§ **PROVIDED MATERIAL**:
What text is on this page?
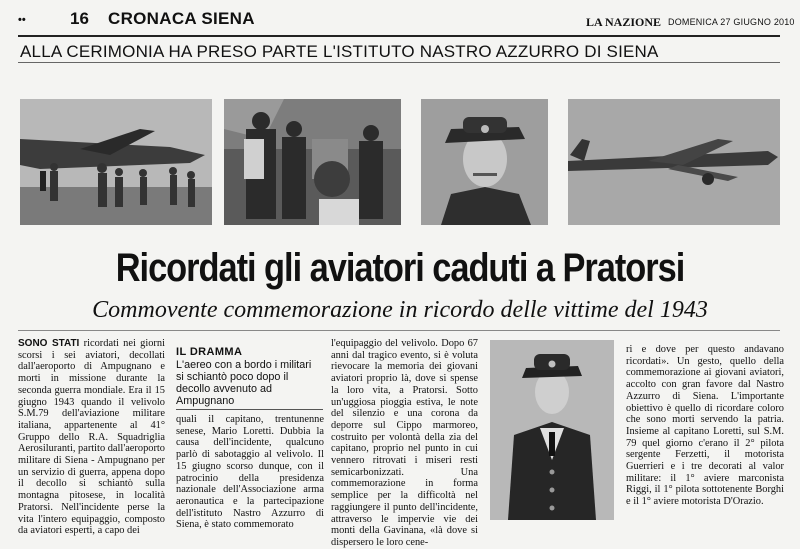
••	16 CRONACA SIENA	LA NAZIONE DOMENICA 27 GIUGNO 2010
ALLA CERIMONIA HA PRESO PARTE L'ISTITUTO NASTRO AZZURRO DI SIENA
Ricordati gli aviatori caduti a Pratorsi
Commovente commemorazione in ricordo delle vittime del 1943

SONO STATI ricordati nei giorni scorsi i sei aviatori, decollati dall'aeroporto di Ampugnano e morti in missione durante la seconda guerra mondiale. Era il 15 giugno 1943 quando il velivolo S.M.79 dell'aviazione militare italiana, appartenente al 41° Gruppo dello R.A. Squadriglia Aerosiluranti, partito dall'aeroporto militare di Siena - Ampugnano per un servizio di guerra, appena dopo il decollo si schiantò sulla montagna pitosese, in località Pratorsi. Nell'incidente perse la vita l'intero equipaggio, composto da aviatori esperti, a capo dei

IL DRAMMA
L'aereo con a bordo i militari si schiantò poco dopo il decollo avvenuto ad Ampugnano

quali il capitano, trentunenne senese, Mario Loretti. Dubbia la causa dell'incidente, qualcuno parlò di sabotaggio al velivolo. Il 15 giugno scorso dunque, con il patrocinio della presidenza nazionale dell'Associazione arma aeronautica e la partecipazione dell'istituto Nastro Azzurro di Siena, è stato commemorato

l'equipaggio del velivolo. Dopo 67 anni dal tragico evento, si è voluta rievocare la memoria dei giovani aviatori proprio là, dove si spense la loro vita, a Pratorsi. Sotto un'uggiosa pioggia estiva, le note del silenzio e una corona da deporre sul Cippo marmoreo, costruito per volontà della zia del capitano, proprio nel punto in cui vennero ritrovati i miseri resti semicarbonizzati. Una commemorazione in forma semplice per la difficoltà nel raggiungere il punto dell'incidente, attraverso le impervie vie dei monti della Gavinana, «là dove si dispersero le loro cene-

ri e dove per questo andavano ricordati». Un gesto, quello della commemorazione ai giovani aviatori, accolto con gran favore dal Nastro Azzurro di Siena. L'importante obiettivo è quello di ricordare coloro che sono morti servendo la patria. Insieme al capitano Loretti, sul S.M. 79 quel giorno c'erano il 2° pilota sergente Ferzetti, il motorista Guerrieri e i tre decorati al valor militare: il 1° aviere marconista Riggi, il 1° pilota sottotenente Borghi e il 1° aviere motorista D'Orazio.
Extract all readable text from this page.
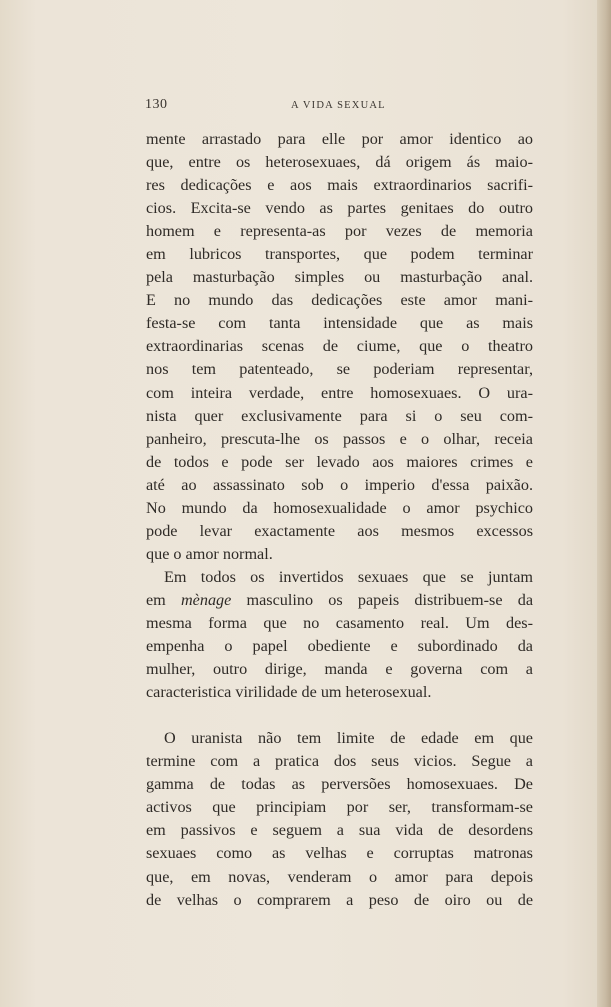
130	A VIDA SEXUAL
mente arrastado para elle por amor identico ao
que, entre os heterosexuaes, dá origem ás maio-
res dedicações e aos mais extraordinarios sacrifi-
cios. Excita-se vendo as partes genitaes do outro
homem e representa-as por vezes de memoria
em lubricos transportes, que podem terminar
pela masturbação simples ou masturbação anal.
E no mundo das dedicações este amor mani-
festa-se com tanta intensidade que as mais
extraordinarias scenas de ciume, que o theatro
nos tem patenteado, se poderiam representar,
com inteira verdade, entre homosexuaes. O ura-
nista quer exclusivamente para si o seu com-
panheiro, prescuta-lhe os passos e o olhar, receia
de todos e pode ser levado aos maiores crimes e
até ao assassinato sob o imperio d'essa paixão.
No mundo da homosexualidade o amor psychico
pode levar exactamente aos mesmos excessos
que o amor normal.
Em todos os invertidos sexuaes que se juntam
em mènage masculino os papeis distribuem-se da
mesma forma que no casamento real. Um des-
empenha o papel obediente e subordinado da
mulher, outro dirige, manda e governa com a
caracteristica virilidade de um heterosexual.
O uranista não tem limite de edade em que
termine com a pratica dos seus vicios. Segue a
gamma de todas as perversões homosexuaes. De
activos que principiam por ser, transformam-se
em passivos e seguem a sua vida de desordens
sexuaes como as velhas e corruptas matronas
que, em novas, venderam o amor para depois
de velhas o comprarem a peso de oiro ou de
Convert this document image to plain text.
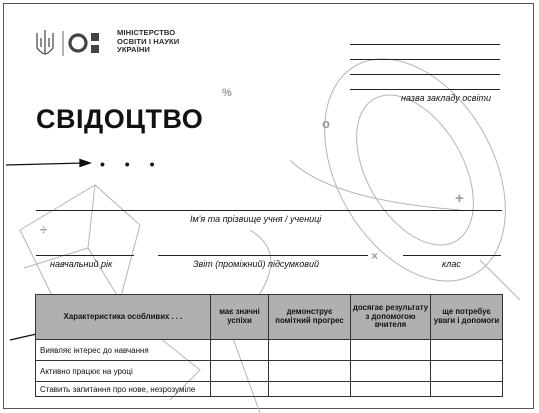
%
o
+
÷
×
МІНІСТЕРСТВО
ОСВІТИ І НАУКИ
УКРАЇНИ
назва закладу освіти
СВІДОЦТВО
• • •
Ім'я та прізвище учня / учениці
навчальний рік	Звіт (проміжний) підсумковий	клас
Характеристика особливих . . .	має значні успіхи	демонструє помітний прогрес	досягає результату з допомогою вчителя	ще потребує уваги і допомоги
Виявляє інтерес до навчання				
Активно працює на уроці				
Ставить запитання про нове, незрозуміле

§ **TASK DESCRIPTION**: From the data above, copy each line that has the string "mundo".

§ **FINISHED EXERCISE**:
E no mundo das dedicações este amor mani-
No mundo da homosexualidade o amor psychico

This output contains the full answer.